— START RECORDED DATA —
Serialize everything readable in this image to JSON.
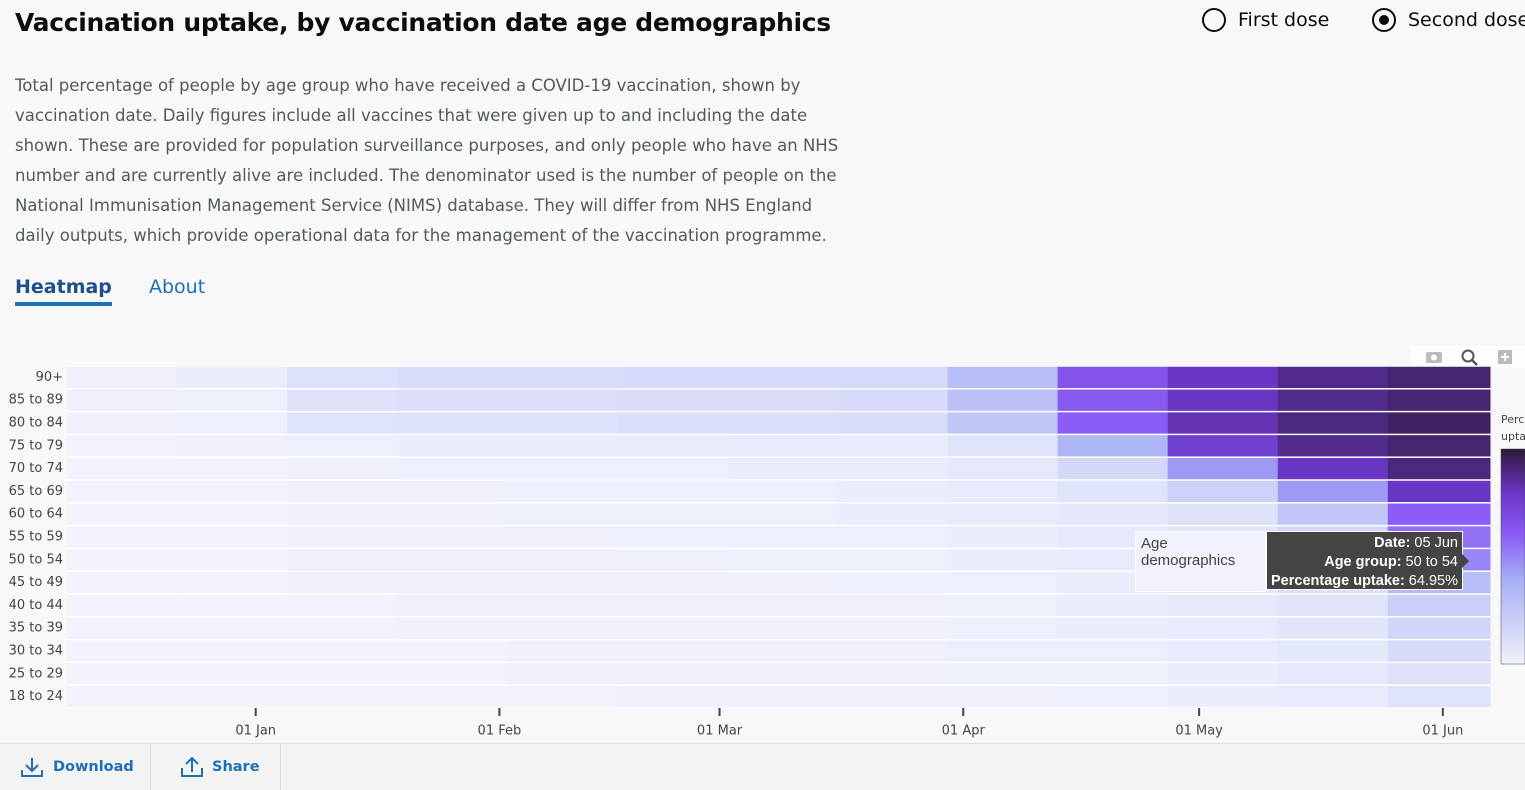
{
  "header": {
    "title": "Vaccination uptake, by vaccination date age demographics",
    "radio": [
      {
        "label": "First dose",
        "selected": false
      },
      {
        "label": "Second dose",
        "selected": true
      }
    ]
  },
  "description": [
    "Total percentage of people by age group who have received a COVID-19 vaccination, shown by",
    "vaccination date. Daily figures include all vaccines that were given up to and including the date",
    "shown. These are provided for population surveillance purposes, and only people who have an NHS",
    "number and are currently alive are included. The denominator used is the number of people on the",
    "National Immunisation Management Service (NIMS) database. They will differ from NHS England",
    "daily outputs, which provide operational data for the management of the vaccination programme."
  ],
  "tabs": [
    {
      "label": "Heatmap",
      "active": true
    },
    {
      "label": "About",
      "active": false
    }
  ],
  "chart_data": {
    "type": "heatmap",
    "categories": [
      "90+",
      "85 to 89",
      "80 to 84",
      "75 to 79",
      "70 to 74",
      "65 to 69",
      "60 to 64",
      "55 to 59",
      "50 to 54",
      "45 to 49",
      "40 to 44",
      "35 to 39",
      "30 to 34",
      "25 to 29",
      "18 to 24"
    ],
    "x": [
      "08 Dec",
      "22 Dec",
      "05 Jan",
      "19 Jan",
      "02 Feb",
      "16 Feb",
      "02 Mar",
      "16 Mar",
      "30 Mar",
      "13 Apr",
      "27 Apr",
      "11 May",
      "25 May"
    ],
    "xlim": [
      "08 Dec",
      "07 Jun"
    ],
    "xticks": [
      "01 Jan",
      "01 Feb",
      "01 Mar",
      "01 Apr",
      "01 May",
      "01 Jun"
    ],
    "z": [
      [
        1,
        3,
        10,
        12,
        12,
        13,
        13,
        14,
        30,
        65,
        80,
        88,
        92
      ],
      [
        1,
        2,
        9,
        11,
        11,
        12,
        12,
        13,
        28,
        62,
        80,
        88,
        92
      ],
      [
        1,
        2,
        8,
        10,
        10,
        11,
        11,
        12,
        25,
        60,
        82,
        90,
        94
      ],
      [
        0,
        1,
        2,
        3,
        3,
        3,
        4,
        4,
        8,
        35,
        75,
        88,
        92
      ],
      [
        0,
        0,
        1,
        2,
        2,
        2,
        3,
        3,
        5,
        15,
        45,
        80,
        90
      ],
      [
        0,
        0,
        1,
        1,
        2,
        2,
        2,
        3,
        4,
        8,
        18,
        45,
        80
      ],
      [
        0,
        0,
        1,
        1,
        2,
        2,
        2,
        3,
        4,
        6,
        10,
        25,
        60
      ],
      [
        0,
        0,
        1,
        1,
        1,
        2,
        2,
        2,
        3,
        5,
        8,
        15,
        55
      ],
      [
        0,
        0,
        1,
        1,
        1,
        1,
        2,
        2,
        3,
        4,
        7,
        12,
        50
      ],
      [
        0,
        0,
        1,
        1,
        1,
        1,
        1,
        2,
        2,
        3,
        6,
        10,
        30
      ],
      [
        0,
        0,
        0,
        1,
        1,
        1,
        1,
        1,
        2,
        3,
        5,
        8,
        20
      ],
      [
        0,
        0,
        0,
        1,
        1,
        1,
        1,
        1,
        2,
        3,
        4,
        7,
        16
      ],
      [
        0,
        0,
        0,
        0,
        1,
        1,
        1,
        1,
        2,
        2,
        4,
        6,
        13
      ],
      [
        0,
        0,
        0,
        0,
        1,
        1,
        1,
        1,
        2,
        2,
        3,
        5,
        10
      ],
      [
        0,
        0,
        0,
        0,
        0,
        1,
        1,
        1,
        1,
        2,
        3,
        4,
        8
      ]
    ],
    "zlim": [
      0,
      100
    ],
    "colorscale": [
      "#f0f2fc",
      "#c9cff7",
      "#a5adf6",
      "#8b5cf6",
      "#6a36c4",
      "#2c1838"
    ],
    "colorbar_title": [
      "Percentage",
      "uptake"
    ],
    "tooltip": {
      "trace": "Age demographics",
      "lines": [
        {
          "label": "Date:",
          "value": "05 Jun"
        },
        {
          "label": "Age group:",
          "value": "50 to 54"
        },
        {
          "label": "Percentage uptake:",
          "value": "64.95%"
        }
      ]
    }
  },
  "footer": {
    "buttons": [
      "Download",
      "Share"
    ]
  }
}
— END RECORDED DATA —
» WRITTEN EXERCISE
Please write out all of the material above without changing a word, and omit any pictures.

» ANSWER TO THE TASK
Serialize everything readable in this image to JSON.
{
  "header": {
    "title": "Vaccination uptake, by vaccination date age demographics",
    "radio": [
      {
        "label": "First dose",
        "selected": false
      },
      {
        "label": "Second dose",
        "selected": true
      }
    ]
  },
  "description": [
    "Total percentage of people by age group who have received a COVID-19 vaccination, shown by",
    "vaccination date. Daily figures include all vaccines that were given up to and including the date",
    "shown. These are provided for population surveillance purposes, and only people who have an NHS",
    "number and are currently alive are included. The denominator used is the number of people on the",
    "National Immunisation Management Service (NIMS) database. They will differ from NHS England",
    "daily outputs, which provide operational data for the management of the vaccination programme."
  ],
  "tabs": [
    {
      "label": "Heatmap",
      "active": true
    },
    {
      "label": "About",
      "active": false
    }
  ],
  "chart_data": {
    "type": "heatmap",
    "categories": [
      "90+",
      "85 to 89",
      "80 to 84",
      "75 to 79",
      "70 to 74",
      "65 to 69",
      "60 to 64",
      "55 to 59",
      "50 to 54",
      "45 to 49",
      "40 to 44",
      "35 to 39",
      "30 to 34",
      "25 to 29",
      "18 to 24"
    ],
    "x": [
      "08 Dec",
      "22 Dec",
      "05 Jan",
      "19 Jan",
      "02 Feb",
      "16 Feb",
      "02 Mar",
      "16 Mar",
      "30 Mar",
      "13 Apr",
      "27 Apr",
      "11 May",
      "25 May"
    ],
    "xlim": [
      "08 Dec",
      "07 Jun"
    ],
    "xticks": [
      "01 Jan",
      "01 Feb",
      "01 Mar",
      "01 Apr",
      "01 May",
      "01 Jun"
    ],
    "z": [
      [
        1,
        3,
        10,
        12,
        12,
        13,
        13,
        14,
        30,
        65,
        80,
        88,
        92
      ],
      [
        1,
        2,
        9,
        11,
        11,
        12,
        12,
        13,
        28,
        62,
        80,
        88,
        92
      ],
      [
        1,
        2,
        8,
        10,
        10,
        11,
        11,
        12,
        25,
        60,
        82,
        90,
        94
      ],
      [
        0,
        1,
        2,
        3,
        3,
        3,
        4,
        4,
        8,
        35,
        75,
        88,
        92
      ],
      [
        0,
        0,
        1,
        2,
        2,
        2,
        3,
        3,
        5,
        15,
        45,
        80,
        90
      ],
      [
        0,
        0,
        1,
        1,
        2,
        2,
        2,
        3,
        4,
        8,
        18,
        45,
        80
      ],
      [
        0,
        0,
        1,
        1,
        2,
        2,
        2,
        3,
        4,
        6,
        10,
        25,
        60
      ],
      [
        0,
        0,
        1,
        1,
        1,
        2,
        2,
        2,
        3,
        5,
        8,
        15,
        55
      ],
      [
        0,
        0,
        1,
        1,
        1,
        1,
        2,
        2,
        3,
        4,
        7,
        12,
        50
      ],
      [
        0,
        0,
        1,
        1,
        1,
        1,
        1,
        2,
        2,
        3,
        6,
        10,
        30
      ],
      [
        0,
        0,
        0,
        1,
        1,
        1,
        1,
        1,
        2,
        3,
        5,
        8,
        20
      ],
      [
        0,
        0,
        0,
        1,
        1,
        1,
        1,
        1,
        2,
        3,
        4,
        7,
        16
      ],
      [
        0,
        0,
        0,
        0,
        1,
        1,
        1,
        1,
        2,
        2,
        4,
        6,
        13
      ],
      [
        0,
        0,
        0,
        0,
        1,
        1,
        1,
        1,
        2,
        2,
        3,
        5,
        10
      ],
      [
        0,
        0,
        0,
        0,
        0,
        1,
        1,
        1,
        1,
        2,
        3,
        4,
        8
      ]
    ],
    "zlim": [
      0,
      100
    ],
    "colorscale": [
      "#f0f2fc",
      "#c9cff7",
      "#a5adf6",
      "#8b5cf6",
      "#6a36c4",
      "#2c1838"
    ],
    "colorbar_title": [
      "Percentage",
      "uptake"
    ],
    "tooltip": {
      "trace": "Age demographics",
      "lines": [
        {
          "label": "Date:",
          "value": "05 Jun"
        },
        {
          "label": "Age group:",
          "value": "50 to 54"
        },
        {
          "label": "Percentage uptake:",
          "value": "64.95%"
        }
      ]
    }
  },
  "footer": {
    "buttons": [
      "Download",
      "Share"
    ]
  }
}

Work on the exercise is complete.